● TO DO: Return every entry exactly.

[start of LISTED ENTRIES]

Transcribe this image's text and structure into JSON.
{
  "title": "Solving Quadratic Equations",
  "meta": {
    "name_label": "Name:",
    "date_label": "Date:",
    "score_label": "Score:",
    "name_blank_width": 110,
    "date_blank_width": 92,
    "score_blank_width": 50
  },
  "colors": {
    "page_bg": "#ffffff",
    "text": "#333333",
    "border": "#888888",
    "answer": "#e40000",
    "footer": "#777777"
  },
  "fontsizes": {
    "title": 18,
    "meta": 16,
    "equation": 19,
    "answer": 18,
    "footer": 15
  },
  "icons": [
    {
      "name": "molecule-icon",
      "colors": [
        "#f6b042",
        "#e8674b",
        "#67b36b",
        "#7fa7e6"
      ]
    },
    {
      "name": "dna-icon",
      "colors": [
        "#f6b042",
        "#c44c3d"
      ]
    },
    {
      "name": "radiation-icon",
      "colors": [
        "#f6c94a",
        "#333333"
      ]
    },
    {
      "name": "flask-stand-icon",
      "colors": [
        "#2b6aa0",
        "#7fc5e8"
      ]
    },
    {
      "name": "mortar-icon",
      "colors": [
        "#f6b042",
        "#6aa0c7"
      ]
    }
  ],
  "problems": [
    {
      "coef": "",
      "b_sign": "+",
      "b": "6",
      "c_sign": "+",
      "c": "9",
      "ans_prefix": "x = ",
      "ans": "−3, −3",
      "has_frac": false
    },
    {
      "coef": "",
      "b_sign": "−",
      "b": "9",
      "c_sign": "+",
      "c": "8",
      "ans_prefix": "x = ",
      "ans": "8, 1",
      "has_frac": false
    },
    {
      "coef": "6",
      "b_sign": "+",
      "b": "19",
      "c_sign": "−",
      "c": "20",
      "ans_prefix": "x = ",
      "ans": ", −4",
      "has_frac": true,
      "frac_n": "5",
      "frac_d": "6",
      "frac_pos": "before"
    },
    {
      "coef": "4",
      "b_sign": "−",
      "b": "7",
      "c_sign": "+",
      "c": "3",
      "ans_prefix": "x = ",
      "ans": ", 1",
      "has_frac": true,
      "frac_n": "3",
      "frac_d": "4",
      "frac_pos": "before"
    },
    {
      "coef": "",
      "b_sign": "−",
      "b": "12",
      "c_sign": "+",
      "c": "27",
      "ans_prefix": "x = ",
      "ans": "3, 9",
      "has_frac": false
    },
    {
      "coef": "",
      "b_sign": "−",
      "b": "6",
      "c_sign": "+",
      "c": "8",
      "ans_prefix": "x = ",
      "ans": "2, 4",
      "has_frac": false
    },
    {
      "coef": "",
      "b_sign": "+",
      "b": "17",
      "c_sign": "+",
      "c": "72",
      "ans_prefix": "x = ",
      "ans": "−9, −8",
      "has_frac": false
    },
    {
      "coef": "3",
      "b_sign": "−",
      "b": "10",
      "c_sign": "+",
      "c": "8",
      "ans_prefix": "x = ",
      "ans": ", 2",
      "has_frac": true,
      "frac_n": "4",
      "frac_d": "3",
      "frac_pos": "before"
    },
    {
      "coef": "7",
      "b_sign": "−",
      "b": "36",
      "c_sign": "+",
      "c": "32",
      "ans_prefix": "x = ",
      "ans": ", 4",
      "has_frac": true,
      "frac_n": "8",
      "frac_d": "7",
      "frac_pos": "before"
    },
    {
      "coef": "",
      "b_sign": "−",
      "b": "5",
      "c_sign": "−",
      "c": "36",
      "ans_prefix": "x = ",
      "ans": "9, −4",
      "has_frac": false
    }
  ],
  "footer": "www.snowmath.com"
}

[end of LISTED ENTRIES]

● WRITTEN REPLY:
Transcribe this image's text and structure into JSON.
{
  "title": "Solving Quadratic Equations",
  "meta": {
    "name_label": "Name:",
    "date_label": "Date:",
    "score_label": "Score:",
    "name_blank_width": 110,
    "date_blank_width": 92,
    "score_blank_width": 50
  },
  "colors": {
    "page_bg": "#ffffff",
    "text": "#333333",
    "border": "#888888",
    "answer": "#e40000",
    "footer": "#777777"
  },
  "fontsizes": {
    "title": 18,
    "meta": 16,
    "equation": 19,
    "answer": 18,
    "footer": 15
  },
  "icons": [
    {
      "name": "molecule-icon",
      "colors": [
        "#f6b042",
        "#e8674b",
        "#67b36b",
        "#7fa7e6"
      ]
    },
    {
      "name": "dna-icon",
      "colors": [
        "#f6b042",
        "#c44c3d"
      ]
    },
    {
      "name": "radiation-icon",
      "colors": [
        "#f6c94a",
        "#333333"
      ]
    },
    {
      "name": "flask-stand-icon",
      "colors": [
        "#2b6aa0",
        "#7fc5e8"
      ]
    },
    {
      "name": "mortar-icon",
      "colors": [
        "#f6b042",
        "#6aa0c7"
      ]
    }
  ],
  "problems": [
    {
      "coef": "",
      "b_sign": "+",
      "b": "6",
      "c_sign": "+",
      "c": "9",
      "ans_prefix": "x = ",
      "ans": "−3, −3",
      "has_frac": false
    },
    {
      "coef": "",
      "b_sign": "−",
      "b": "9",
      "c_sign": "+",
      "c": "8",
      "ans_prefix": "x = ",
      "ans": "8, 1",
      "has_frac": false
    },
    {
      "coef": "6",
      "b_sign": "+",
      "b": "19",
      "c_sign": "−",
      "c": "20",
      "ans_prefix": "x = ",
      "ans": ", −4",
      "has_frac": true,
      "frac_n": "5",
      "frac_d": "6",
      "frac_pos": "before"
    },
    {
      "coef": "4",
      "b_sign": "−",
      "b": "7",
      "c_sign": "+",
      "c": "3",
      "ans_prefix": "x = ",
      "ans": ", 1",
      "has_frac": true,
      "frac_n": "3",
      "frac_d": "4",
      "frac_pos": "before"
    },
    {
      "coef": "",
      "b_sign": "−",
      "b": "12",
      "c_sign": "+",
      "c": "27",
      "ans_prefix": "x = ",
      "ans": "3, 9",
      "has_frac": false
    },
    {
      "coef": "",
      "b_sign": "−",
      "b": "6",
      "c_sign": "+",
      "c": "8",
      "ans_prefix": "x = ",
      "ans": "2, 4",
      "has_frac": false
    },
    {
      "coef": "",
      "b_sign": "+",
      "b": "17",
      "c_sign": "+",
      "c": "72",
      "ans_prefix": "x = ",
      "ans": "−9, −8",
      "has_frac": false
    },
    {
      "coef": "3",
      "b_sign": "−",
      "b": "10",
      "c_sign": "+",
      "c": "8",
      "ans_prefix": "x = ",
      "ans": ", 2",
      "has_frac": true,
      "frac_n": "4",
      "frac_d": "3",
      "frac_pos": "before"
    },
    {
      "coef": "7",
      "b_sign": "−",
      "b": "36",
      "c_sign": "+",
      "c": "32",
      "ans_prefix": "x = ",
      "ans": ", 4",
      "has_frac": true,
      "frac_n": "8",
      "frac_d": "7",
      "frac_pos": "before"
    },
    {
      "coef": "",
      "b_sign": "−",
      "b": "5",
      "c_sign": "−",
      "c": "36",
      "ans_prefix": "x = ",
      "ans": "9, −4",
      "has_frac": false
    }
  ],
  "footer": "www.snowmath.com"
}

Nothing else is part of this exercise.